__Problem to work on__
Pictures don't belong in the copy; print all the records exactly.
** START OF Stored rows **
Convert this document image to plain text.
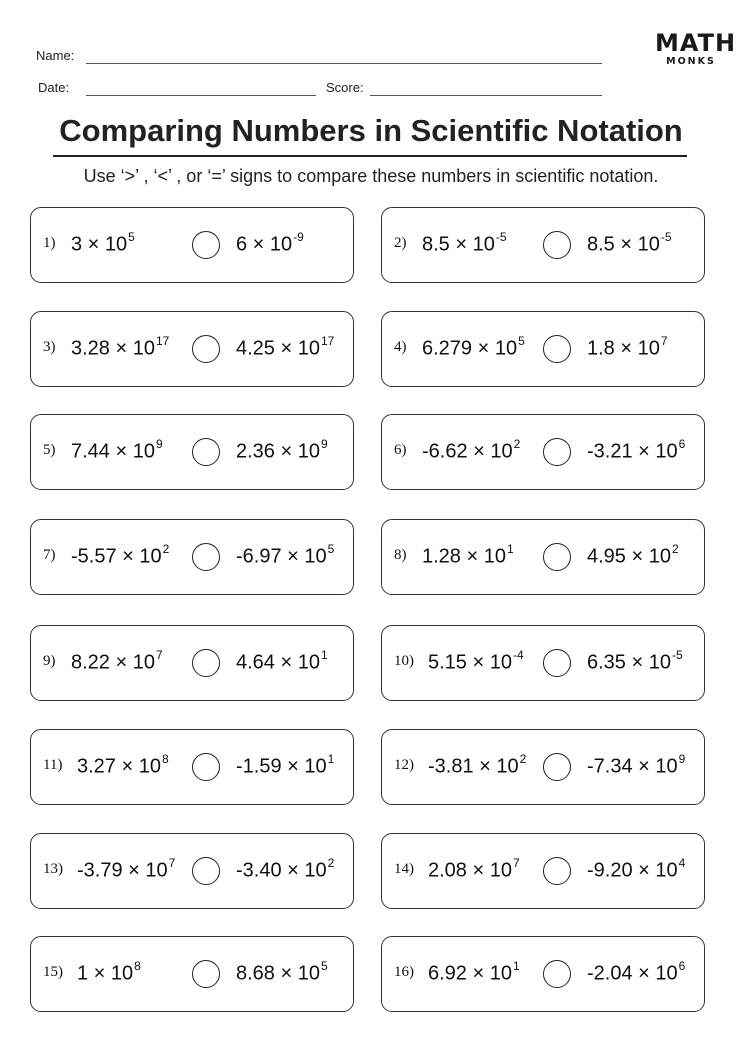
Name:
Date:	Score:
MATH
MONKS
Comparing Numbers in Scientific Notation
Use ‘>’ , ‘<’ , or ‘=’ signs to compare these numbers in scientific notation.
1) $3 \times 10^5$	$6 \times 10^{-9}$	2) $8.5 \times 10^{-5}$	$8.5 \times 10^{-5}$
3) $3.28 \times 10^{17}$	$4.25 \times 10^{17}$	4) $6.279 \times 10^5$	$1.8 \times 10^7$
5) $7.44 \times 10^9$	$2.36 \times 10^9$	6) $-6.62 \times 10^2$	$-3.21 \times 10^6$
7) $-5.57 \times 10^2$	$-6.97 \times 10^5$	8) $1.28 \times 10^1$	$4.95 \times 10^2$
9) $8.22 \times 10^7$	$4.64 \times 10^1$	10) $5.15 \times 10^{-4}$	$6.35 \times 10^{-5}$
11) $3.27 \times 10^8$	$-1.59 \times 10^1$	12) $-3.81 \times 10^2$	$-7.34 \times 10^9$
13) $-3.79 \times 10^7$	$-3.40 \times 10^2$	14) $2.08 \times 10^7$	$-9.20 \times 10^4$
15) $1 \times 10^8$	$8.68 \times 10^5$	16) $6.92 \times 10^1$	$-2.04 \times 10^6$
** END OF Stored rows **
__The answer__
Convert this document image to plain text.
Name:
Date:	Score:
MATH
MONKS
Comparing Numbers in Scientific Notation
Use ‘>’ , ‘<’ , or ‘=’ signs to compare these numbers in scientific notation.
1) $3 \times 10^5$	$6 \times 10^{-9}$	2) $8.5 \times 10^{-5}$	$8.5 \times 10^{-5}$
3) $3.28 \times 10^{17}$	$4.25 \times 10^{17}$	4) $6.279 \times 10^5$	$1.8 \times 10^7$
5) $7.44 \times 10^9$	$2.36 \times 10^9$	6) $-6.62 \times 10^2$	$-3.21 \times 10^6$
7) $-5.57 \times 10^2$	$-6.97 \times 10^5$	8) $1.28 \times 10^1$	$4.95 \times 10^2$
9) $8.22 \times 10^7$	$4.64 \times 10^1$	10) $5.15 \times 10^{-4}$	$6.35 \times 10^{-5}$
11) $3.27 \times 10^8$	$-1.59 \times 10^1$	12) $-3.81 \times 10^2$	$-7.34 \times 10^9$
13) $-3.79 \times 10^7$	$-3.40 \times 10^2$	14) $2.08 \times 10^7$	$-9.20 \times 10^4$
15) $1 \times 10^8$	$8.68 \times 10^5$	16) $6.92 \times 10^1$	$-2.04 \times 10^6$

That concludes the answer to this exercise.